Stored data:

* * *

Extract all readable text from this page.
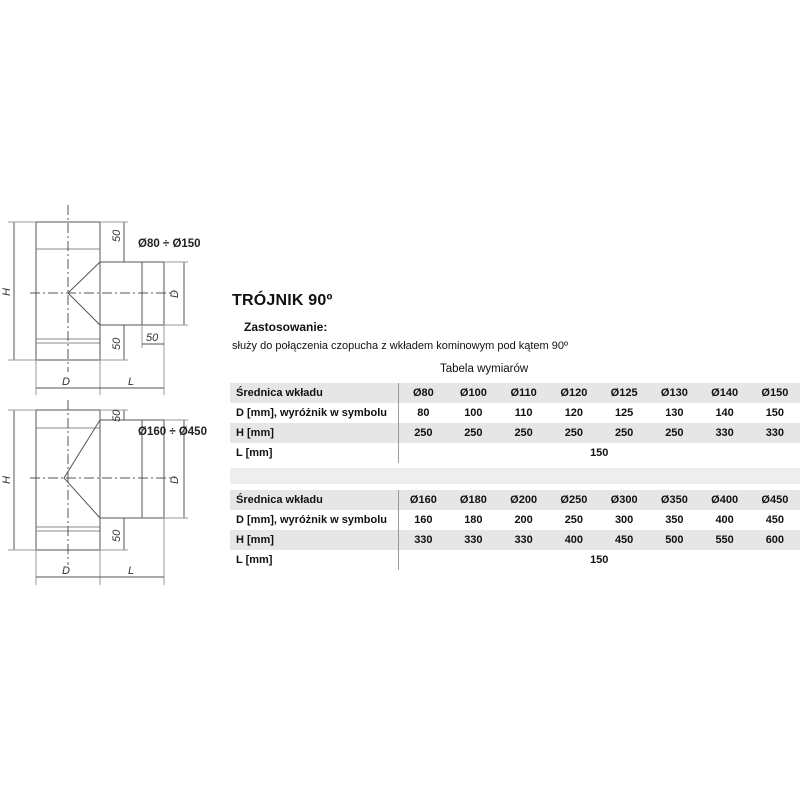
H
50
50 50
D
D	L
H
50
50
D
D	L
Ø80 ÷ Ø150
Ø160 ÷ Ø450
TRÓJNIK 90º
Zastosowanie:
służy do połączenia czopucha z wkładem kominowym pod kątem 90º
Tabela wymiarów
Średnica wkładu	Ø80	Ø100	Ø110	Ø120	Ø125	Ø130	Ø140	Ø150
D [mm], wyróżnik w symbolu	80	100	110	120	125	130	140	150
H [mm]	250	250	250	250	250	250	330	330
L [mm]	150							
Średnica wkładu	Ø160	Ø180	Ø200	Ø250	Ø300	Ø350	Ø400	Ø450
D [mm], wyróżnik w symbolu	160	180	200	250	300	350	400	450
H [mm]	330	330	330	400	450	500	550	600
L [mm]	150							
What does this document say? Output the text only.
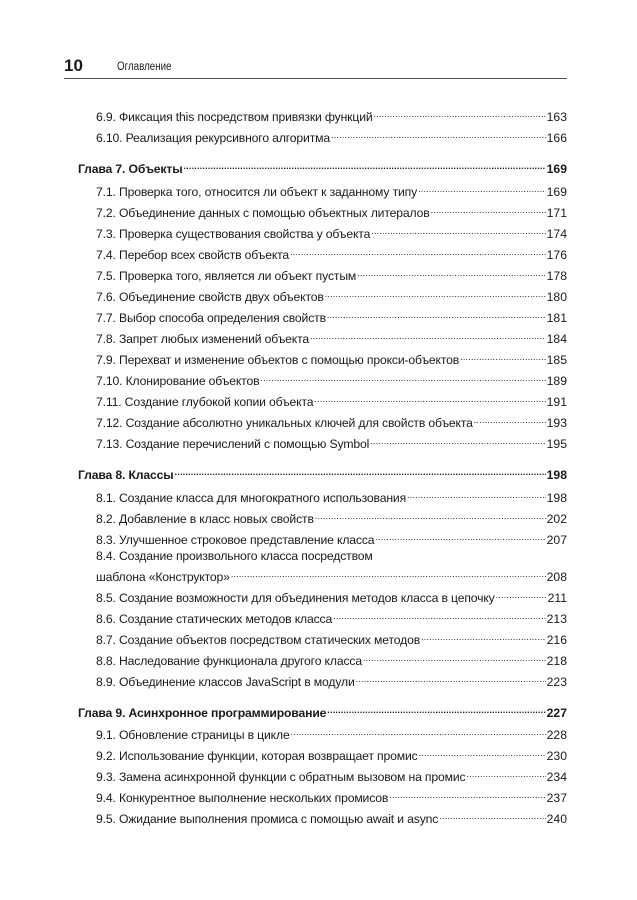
10	Оглавление
6.9. Фиксация this посредством привязки функций .....	163
6.10. Реализация рекурсивного алгоритма .....	166
Глава 7. Объекты .....	169
7.1. Проверка того, относится ли объект к заданному типу .....	169
7.2. Объединение данных с помощью объектных литералов .....	171
7.3. Проверка существования свойства у объекта .....	174
7.4. Перебор всех свойств объекта .....	176
7.5. Проверка того, является ли объект пустым .....	178
7.6. Объединение свойств двух объектов .....	180
7.7. Выбор способа определения свойств .....	181
7.8. Запрет любых изменений объекта .....	184
7.9. Перехват и изменение объектов с помощью прокси-объектов .....	185
7.10. Клонирование объектов .....	189
7.11. Создание глубокой копии объекта .....	191
7.12. Создание абсолютно уникальных ключей для свойств объекта .....	193
7.13. Создание перечислений с помощью Symbol .....	195
Глава 8. Классы .....	198
8.1. Создание класса для многократного использования .....	198
8.2. Добавление в класс новых свойств .....	202
8.3. Улучшенное строковое представление класса .....	207
8.4. Создание произвольного класса посредством
шаблона «Конструктор» .....	208
8.5. Создание возможности для объединения методов класса в цепочку .....	211
8.6. Создание статических методов класса .....	213
8.7. Создание объектов посредством статических методов .....	216
8.8. Наследование функционала другого класса .....	218
8.9. Объединение классов JavaScript в модули .....	223
Глава 9. Асинхронное программирование .....	227
9.1. Обновление страницы в цикле .....	228
9.2. Использование функции, которая возвращает промис .....	230
9.3. Замена асинхронной функции с обратным вызовом на промис .....	234
9.4. Конкурентное выполнение нескольких промисов .....	237
9.5. Ожидание выполнения промиса с помощью await и async .....	240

* * *

[Stated goal]
Using the records above, copy each line that contains "помощью".

[Completed exercise]
7.2. Объединение данных с помощью объектных литералов .....	171
7.9. Перехват и изменение объектов с помощью прокси-объектов .....	185
7.13. Создание перечислений с помощью Symbol .....	195
9.5. Ожидание выполнения промиса с помощью await и async .....	240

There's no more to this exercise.